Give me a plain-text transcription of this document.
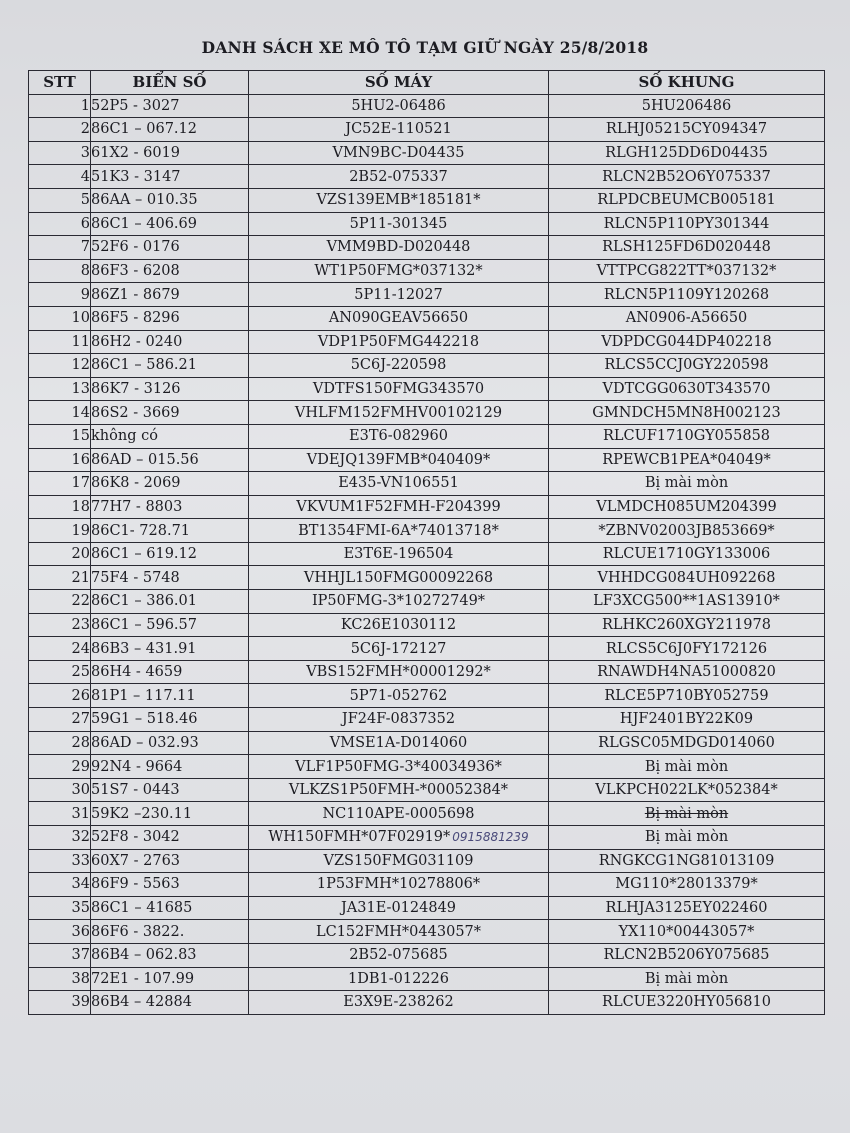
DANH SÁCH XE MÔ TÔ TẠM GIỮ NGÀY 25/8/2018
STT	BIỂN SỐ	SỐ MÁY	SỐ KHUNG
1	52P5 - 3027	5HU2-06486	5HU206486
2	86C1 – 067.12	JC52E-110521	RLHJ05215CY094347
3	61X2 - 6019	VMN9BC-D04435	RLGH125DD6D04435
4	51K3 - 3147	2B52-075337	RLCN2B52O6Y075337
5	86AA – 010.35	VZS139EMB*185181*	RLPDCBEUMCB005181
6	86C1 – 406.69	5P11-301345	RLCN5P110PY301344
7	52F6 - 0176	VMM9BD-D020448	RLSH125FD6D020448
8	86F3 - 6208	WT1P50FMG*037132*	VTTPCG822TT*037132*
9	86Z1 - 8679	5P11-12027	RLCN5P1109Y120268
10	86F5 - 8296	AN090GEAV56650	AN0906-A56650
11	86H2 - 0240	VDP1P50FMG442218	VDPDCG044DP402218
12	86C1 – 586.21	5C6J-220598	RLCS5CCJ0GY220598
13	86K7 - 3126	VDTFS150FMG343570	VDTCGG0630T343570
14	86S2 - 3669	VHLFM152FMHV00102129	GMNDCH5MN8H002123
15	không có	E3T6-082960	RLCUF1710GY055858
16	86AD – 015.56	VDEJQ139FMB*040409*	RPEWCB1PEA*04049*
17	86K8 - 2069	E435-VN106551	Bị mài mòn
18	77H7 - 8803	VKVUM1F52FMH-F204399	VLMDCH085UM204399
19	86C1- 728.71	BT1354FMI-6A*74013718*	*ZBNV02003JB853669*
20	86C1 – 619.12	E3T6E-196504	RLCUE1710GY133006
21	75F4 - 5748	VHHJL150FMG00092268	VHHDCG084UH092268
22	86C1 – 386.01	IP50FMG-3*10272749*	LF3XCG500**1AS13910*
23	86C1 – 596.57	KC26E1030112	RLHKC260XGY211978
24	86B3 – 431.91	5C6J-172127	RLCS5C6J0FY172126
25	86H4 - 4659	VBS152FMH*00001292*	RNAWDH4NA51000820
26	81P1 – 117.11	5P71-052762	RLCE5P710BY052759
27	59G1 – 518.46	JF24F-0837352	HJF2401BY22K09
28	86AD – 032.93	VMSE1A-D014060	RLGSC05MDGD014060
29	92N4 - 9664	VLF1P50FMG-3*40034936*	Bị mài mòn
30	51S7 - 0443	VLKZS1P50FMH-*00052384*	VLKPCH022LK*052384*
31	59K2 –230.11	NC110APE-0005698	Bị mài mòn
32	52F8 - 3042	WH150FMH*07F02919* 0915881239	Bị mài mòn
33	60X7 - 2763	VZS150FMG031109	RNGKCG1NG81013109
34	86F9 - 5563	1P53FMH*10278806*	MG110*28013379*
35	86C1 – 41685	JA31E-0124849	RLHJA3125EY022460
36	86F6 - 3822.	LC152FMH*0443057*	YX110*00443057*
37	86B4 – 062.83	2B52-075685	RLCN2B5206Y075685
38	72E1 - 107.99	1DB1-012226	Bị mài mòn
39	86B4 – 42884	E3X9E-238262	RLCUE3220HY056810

-- Exercise instructions --
Return every line of the records exactly as given, pictures excluded.

-- Answer --
Give me a plain-text transcription of this document.
DANH SÁCH XE MÔ TÔ TẠM GIỮ NGÀY 25/8/2018
STT	BIỂN SỐ	SỐ MÁY	SỐ KHUNG
1	52P5 - 3027	5HU2-06486	5HU206486
2	86C1 – 067.12	JC52E-110521	RLHJ05215CY094347
3	61X2 - 6019	VMN9BC-D04435	RLGH125DD6D04435
4	51K3 - 3147	2B52-075337	RLCN2B52O6Y075337
5	86AA – 010.35	VZS139EMB*185181*	RLPDCBEUMCB005181
6	86C1 – 406.69	5P11-301345	RLCN5P110PY301344
7	52F6 - 0176	VMM9BD-D020448	RLSH125FD6D020448
8	86F3 - 6208	WT1P50FMG*037132*	VTTPCG822TT*037132*
9	86Z1 - 8679	5P11-12027	RLCN5P1109Y120268
10	86F5 - 8296	AN090GEAV56650	AN0906-A56650
11	86H2 - 0240	VDP1P50FMG442218	VDPDCG044DP402218
12	86C1 – 586.21	5C6J-220598	RLCS5CCJ0GY220598
13	86K7 - 3126	VDTFS150FMG343570	VDTCGG0630T343570
14	86S2 - 3669	VHLFM152FMHV00102129	GMNDCH5MN8H002123
15	không có	E3T6-082960	RLCUF1710GY055858
16	86AD – 015.56	VDEJQ139FMB*040409*	RPEWCB1PEA*04049*
17	86K8 - 2069	E435-VN106551	Bị mài mòn
18	77H7 - 8803	VKVUM1F52FMH-F204399	VLMDCH085UM204399
19	86C1- 728.71	BT1354FMI-6A*74013718*	*ZBNV02003JB853669*
20	86C1 – 619.12	E3T6E-196504	RLCUE1710GY133006
21	75F4 - 5748	VHHJL150FMG00092268	VHHDCG084UH092268
22	86C1 – 386.01	IP50FMG-3*10272749*	LF3XCG500**1AS13910*
23	86C1 – 596.57	KC26E1030112	RLHKC260XGY211978
24	86B3 – 431.91	5C6J-172127	RLCS5C6J0FY172126
25	86H4 - 4659	VBS152FMH*00001292*	RNAWDH4NA51000820
26	81P1 – 117.11	5P71-052762	RLCE5P710BY052759
27	59G1 – 518.46	JF24F-0837352	HJF2401BY22K09
28	86AD – 032.93	VMSE1A-D014060	RLGSC05MDGD014060
29	92N4 - 9664	VLF1P50FMG-3*40034936*	Bị mài mòn
30	51S7 - 0443	VLKZS1P50FMH-*00052384*	VLKPCH022LK*052384*
31	59K2 –230.11	NC110APE-0005698	Bị mài mòn
32	52F8 - 3042	WH150FMH*07F02919* 0915881239	Bị mài mòn
33	60X7 - 2763	VZS150FMG031109	RNGKCG1NG81013109
34	86F9 - 5563	1P53FMH*10278806*	MG110*28013379*
35	86C1 – 41685	JA31E-0124849	RLHJA3125EY022460
36	86F6 - 3822.	LC152FMH*0443057*	YX110*00443057*
37	86B4 – 062.83	2B52-075685	RLCN2B5206Y075685
38	72E1 - 107.99	1DB1-012226	Bị mài mòn
39	86B4 – 42884	E3X9E-238262	RLCUE3220HY056810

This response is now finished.